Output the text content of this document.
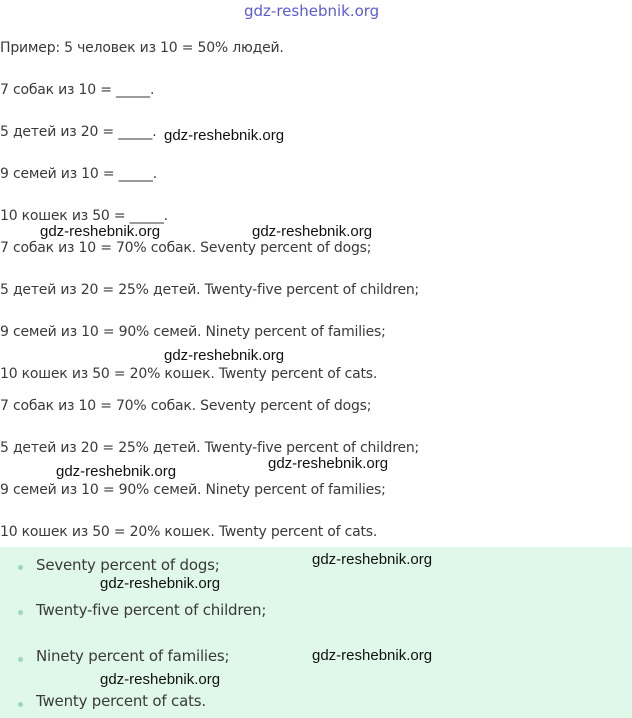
gdz-reshebnik.org
Пример: 5 человек из 10 = 50% людей.
7 собак из 10 = _____.
5 детей из 20 = _____.
9 семей из 10 = _____.
10 кошек из 50 = _____.
7 собак из 10 = 70% собак. Seventy percent of dogs;
5 детей из 20 = 25% детей. Twenty-five percent of children;
9 семей из 10 = 90% семей. Ninety percent of families;
10 кошек из 50 = 20% кошек. Twenty percent of cats.
7 собак из 10 = 70% собак. Seventy percent of dogs;
5 детей из 20 = 25% детей. Twenty-five percent of children;
9 семей из 10 = 90% семей. Ninety percent of families;
10 кошек из 50 = 20% кошек. Twenty percent of cats.
Seventy percent of dogs;
Twenty-five percent of children;
Ninety percent of families;
Twenty percent of cats.
gdz-reshebnik.org
gdz-reshebnik.org	gdz-reshebnik.org
gdz-reshebnik.org
gdz-reshebnik.org
gdz-reshebnik.org
gdz-reshebnik.org
gdz-reshebnik.org
gdz-reshebnik.org
gdz-reshebnik.org
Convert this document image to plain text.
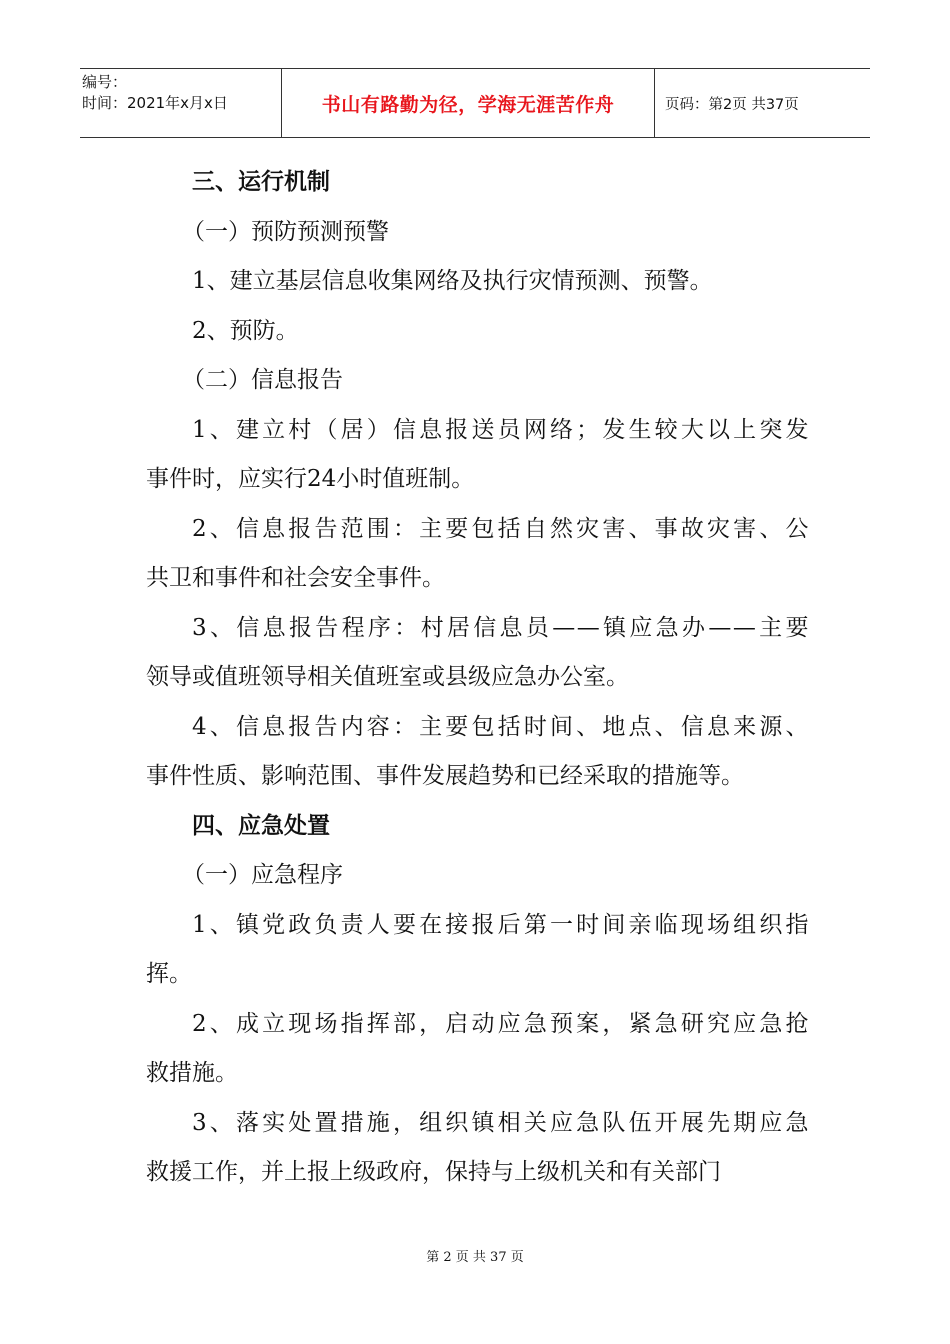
编号：
时间：2021年x月x日	书山有路勤为径，学海无涯苦作舟	页码：第2页 共37页
三、运行机制
（一）预防预测预警
1、建立基层信息收集网络及执行灾情预测、预警。
2、预防。
（二）信息报告
1、建立村（居）信息报送员网络；发生较大以上突发
事件时，应实行24小时值班制。
2、信息报告范围：主要包括自然灾害、事故灾害、公
共卫和事件和社会安全事件。
3、信息报告程序：村居信息员——镇应急办——主要
领导或值班领导相关值班室或县级应急办公室。
4、信息报告内容：主要包括时间、地点、信息来源、
事件性质、影响范围、事件发展趋势和已经采取的措施等。
四、应急处置
（一）应急程序
1、镇党政负责人要在接报后第一时间亲临现场组织指
挥。
2、成立现场指挥部，启动应急预案，紧急研究应急抢
救措施。
3、落实处置措施，组织镇相关应急队伍开展先期应急
救援工作，并上报上级政府，保持与上级机关和有关部门
第 2 页 共 37 页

**WRITTEN EXERCISE:** Reproduce each entry precisely. Leave the pictures out.

**EXPECTED ANSWER:**
Output the text content of this document.
gdz-reshebnik.org
Пример: 5 человек из 10 = 50% людей.
7 собак из 10 = _____.
5 детей из 20 = _____.
9 семей из 10 = _____.
10 кошек из 50 = _____.
7 собак из 10 = 70% собак. Seventy percent of dogs;
5 детей из 20 = 25% детей. Twenty-five percent of children;
9 семей из 10 = 90% семей. Ninety percent of families;
10 кошек из 50 = 20% кошек. Twenty percent of cats.
7 собак из 10 = 70% собак. Seventy percent of dogs;
5 детей из 20 = 25% детей. Twenty-five percent of children;
9 семей из 10 = 90% семей. Ninety percent of families;
10 кошек из 50 = 20% кошек. Twenty percent of cats.
Seventy percent of dogs;
Twenty-five percent of children;
Ninety percent of families;
Twenty percent of cats.
gdz-reshebnik.org
gdz-reshebnik.org	gdz-reshebnik.org
gdz-reshebnik.org
gdz-reshebnik.org
gdz-reshebnik.org
gdz-reshebnik.org
gdz-reshebnik.org
gdz-reshebnik.org
gdz-reshebnik.org
Convert this document image to plain text.
编号：
时间：2021年x月x日	书山有路勤为径，学海无涯苦作舟	页码：第2页 共37页
三、运行机制
（一）预防预测预警
1、建立基层信息收集网络及执行灾情预测、预警。
2、预防。
（二）信息报告
1、建立村（居）信息报送员网络；发生较大以上突发
事件时，应实行24小时值班制。
2、信息报告范围：主要包括自然灾害、事故灾害、公
共卫和事件和社会安全事件。
3、信息报告程序：村居信息员——镇应急办——主要
领导或值班领导相关值班室或县级应急办公室。
4、信息报告内容：主要包括时间、地点、信息来源、
事件性质、影响范围、事件发展趋势和已经采取的措施等。
四、应急处置
（一）应急程序
1、镇党政负责人要在接报后第一时间亲临现场组织指
挥。
2、成立现场指挥部，启动应急预案，紧急研究应急抢
救措施。
3、落实处置措施，组织镇相关应急队伍开展先期应急
救援工作，并上报上级政府，保持与上级机关和有关部门
第 2 页 共 37 页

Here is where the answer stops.